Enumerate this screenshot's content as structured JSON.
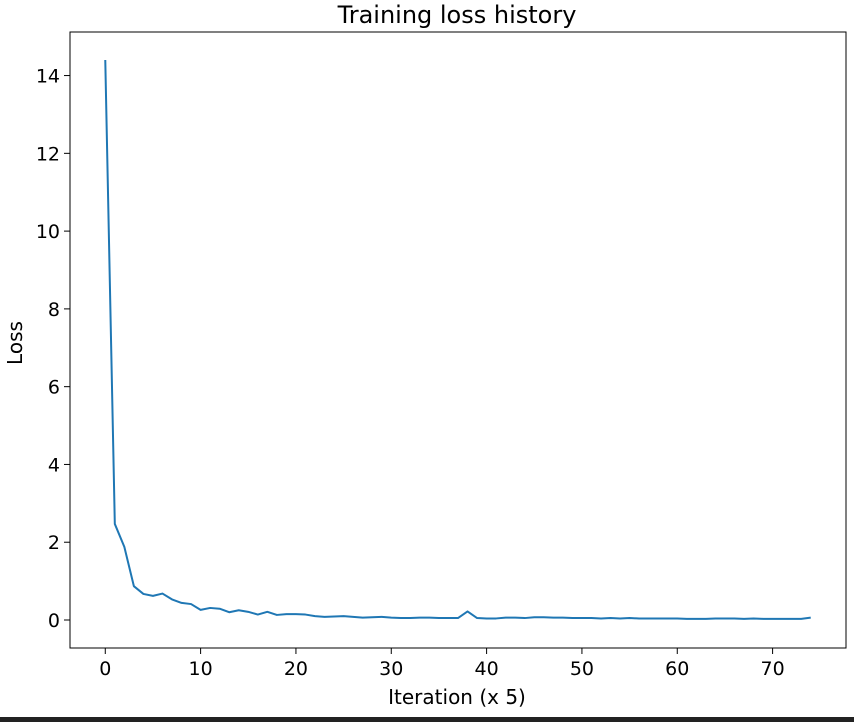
{
  "chart_data": {
    "type": "line",
    "title": "Training loss history",
    "xlabel": "Iteration (x 5)",
    "ylabel": "Loss",
    "xlim": [
      -3.7,
      77.7
    ],
    "ylim": [
      -0.72,
      15.12
    ],
    "xticks": [
      0,
      10,
      20,
      30,
      40,
      50,
      60,
      70
    ],
    "yticks": [
      0,
      2,
      4,
      6,
      8,
      10,
      12,
      14
    ],
    "grid": false,
    "line_color": "#1f77b4",
    "series": [
      {
        "x": [
          0,
          1,
          2,
          3,
          4,
          5,
          6,
          7,
          8,
          9,
          10,
          11,
          12,
          13,
          14,
          15,
          16,
          17,
          18,
          19,
          20,
          21,
          22,
          23,
          24,
          25,
          26,
          27,
          28,
          29,
          30,
          31,
          32,
          33,
          34,
          35,
          36,
          37,
          38,
          39,
          40,
          41,
          42,
          43,
          44,
          45,
          46,
          47,
          48,
          49,
          50,
          51,
          52,
          53,
          54,
          55,
          56,
          57,
          58,
          59,
          60,
          61,
          62,
          63,
          64,
          65,
          66,
          67,
          68,
          69,
          70,
          71,
          72,
          73,
          74
        ],
        "values": [
          14.4,
          2.47,
          1.88,
          0.87,
          0.67,
          0.62,
          0.68,
          0.53,
          0.44,
          0.41,
          0.26,
          0.31,
          0.29,
          0.2,
          0.25,
          0.21,
          0.14,
          0.21,
          0.13,
          0.15,
          0.15,
          0.14,
          0.1,
          0.08,
          0.09,
          0.1,
          0.08,
          0.06,
          0.07,
          0.08,
          0.06,
          0.05,
          0.05,
          0.06,
          0.06,
          0.05,
          0.05,
          0.05,
          0.22,
          0.05,
          0.04,
          0.04,
          0.06,
          0.06,
          0.05,
          0.07,
          0.07,
          0.06,
          0.06,
          0.05,
          0.05,
          0.05,
          0.04,
          0.05,
          0.04,
          0.05,
          0.04,
          0.04,
          0.04,
          0.04,
          0.04,
          0.03,
          0.03,
          0.03,
          0.04,
          0.04,
          0.04,
          0.03,
          0.04,
          0.03,
          0.03,
          0.03,
          0.03,
          0.03,
          0.06
        ]
      }
    ]
  }
}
* * * * *
* [Aim]:
Repeat each entry exactly. Pictures do not belong in the copy.

* [Result]:
Enumerate this screenshot's content as structured JSON.
{
  "chart_data": {
    "type": "line",
    "title": "Training loss history",
    "xlabel": "Iteration (x 5)",
    "ylabel": "Loss",
    "xlim": [
      -3.7,
      77.7
    ],
    "ylim": [
      -0.72,
      15.12
    ],
    "xticks": [
      0,
      10,
      20,
      30,
      40,
      50,
      60,
      70
    ],
    "yticks": [
      0,
      2,
      4,
      6,
      8,
      10,
      12,
      14
    ],
    "grid": false,
    "line_color": "#1f77b4",
    "series": [
      {
        "x": [
          0,
          1,
          2,
          3,
          4,
          5,
          6,
          7,
          8,
          9,
          10,
          11,
          12,
          13,
          14,
          15,
          16,
          17,
          18,
          19,
          20,
          21,
          22,
          23,
          24,
          25,
          26,
          27,
          28,
          29,
          30,
          31,
          32,
          33,
          34,
          35,
          36,
          37,
          38,
          39,
          40,
          41,
          42,
          43,
          44,
          45,
          46,
          47,
          48,
          49,
          50,
          51,
          52,
          53,
          54,
          55,
          56,
          57,
          58,
          59,
          60,
          61,
          62,
          63,
          64,
          65,
          66,
          67,
          68,
          69,
          70,
          71,
          72,
          73,
          74
        ],
        "values": [
          14.4,
          2.47,
          1.88,
          0.87,
          0.67,
          0.62,
          0.68,
          0.53,
          0.44,
          0.41,
          0.26,
          0.31,
          0.29,
          0.2,
          0.25,
          0.21,
          0.14,
          0.21,
          0.13,
          0.15,
          0.15,
          0.14,
          0.1,
          0.08,
          0.09,
          0.1,
          0.08,
          0.06,
          0.07,
          0.08,
          0.06,
          0.05,
          0.05,
          0.06,
          0.06,
          0.05,
          0.05,
          0.05,
          0.22,
          0.05,
          0.04,
          0.04,
          0.06,
          0.06,
          0.05,
          0.07,
          0.07,
          0.06,
          0.06,
          0.05,
          0.05,
          0.05,
          0.04,
          0.05,
          0.04,
          0.05,
          0.04,
          0.04,
          0.04,
          0.04,
          0.04,
          0.03,
          0.03,
          0.03,
          0.04,
          0.04,
          0.04,
          0.03,
          0.04,
          0.03,
          0.03,
          0.03,
          0.03,
          0.03,
          0.06
        ]
      }
    ]
  }
}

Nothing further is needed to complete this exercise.